● EXERCISE DESCRIPTION:
Filter out everything except lines holding "Kesuburan".

● STORED ROWS:
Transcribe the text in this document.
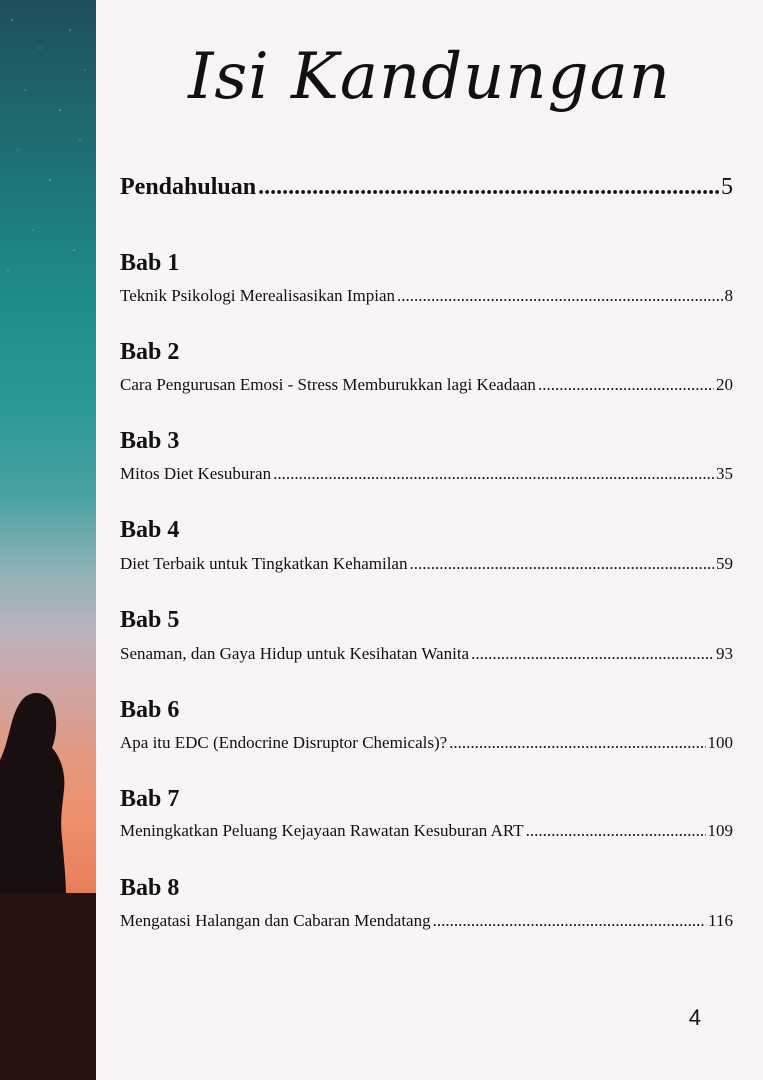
Isi Kandungan
Pendahuluan .....	5
Bab 1
Teknik Psikologi Merealisasikan Impian .....	8
Bab 2
Cara Pengurusan Emosi - Stress Memburukkan lagi Keadaan .....	20
Bab 3
Mitos Diet Kesuburan .....	35
Bab 4
Diet Terbaik untuk Tingkatkan Kehamilan .....	59
Bab 5
Senaman, dan Gaya Hidup untuk Kesihatan Wanita .....	93
Bab 6
Apa itu EDC (Endocrine Disruptor Chemicals)? .....	100
Bab 7
Meningkatkan Peluang Kejayaan Rawatan Kesuburan ART .....	109
Bab 8
Mengatasi Halangan dan Cabaran Mendatang .....	116
4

● SOLVED EXERCISE:
Mitos Diet Kesuburan .....	35
Meningkatkan Peluang Kejayaan Rawatan Kesuburan ART .....	109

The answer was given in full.